* The data *

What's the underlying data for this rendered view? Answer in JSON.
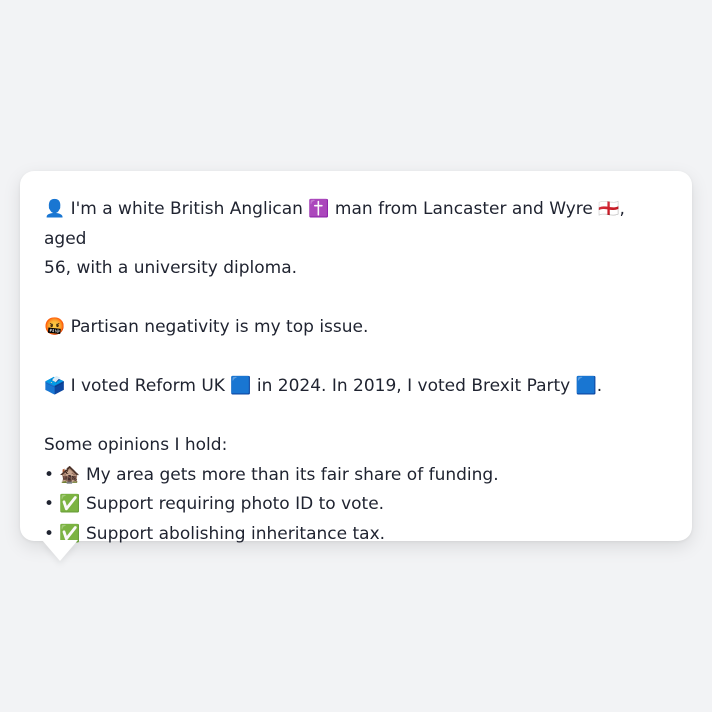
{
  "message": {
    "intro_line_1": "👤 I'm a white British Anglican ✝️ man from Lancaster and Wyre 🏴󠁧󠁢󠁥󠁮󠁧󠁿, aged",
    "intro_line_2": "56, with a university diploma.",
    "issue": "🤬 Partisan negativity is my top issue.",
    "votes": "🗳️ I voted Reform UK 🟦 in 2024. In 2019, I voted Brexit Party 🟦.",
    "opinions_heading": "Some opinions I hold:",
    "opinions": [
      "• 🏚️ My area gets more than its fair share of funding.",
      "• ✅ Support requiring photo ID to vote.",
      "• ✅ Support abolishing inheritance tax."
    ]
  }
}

* Task statement *
Can you repeat every record above exactly, apart from the pictures?

* Result below *
What's the underlying data for this rendered view? Answer in JSON.
{
  "message": {
    "intro_line_1": "👤 I'm a white British Anglican ✝️ man from Lancaster and Wyre 🏴󠁧󠁢󠁥󠁮󠁧󠁿, aged",
    "intro_line_2": "56, with a university diploma.",
    "issue": "🤬 Partisan negativity is my top issue.",
    "votes": "🗳️ I voted Reform UK 🟦 in 2024. In 2019, I voted Brexit Party 🟦.",
    "opinions_heading": "Some opinions I hold:",
    "opinions": [
      "• 🏚️ My area gets more than its fair share of funding.",
      "• ✅ Support requiring photo ID to vote.",
      "• ✅ Support abolishing inheritance tax."
    ]
  }
}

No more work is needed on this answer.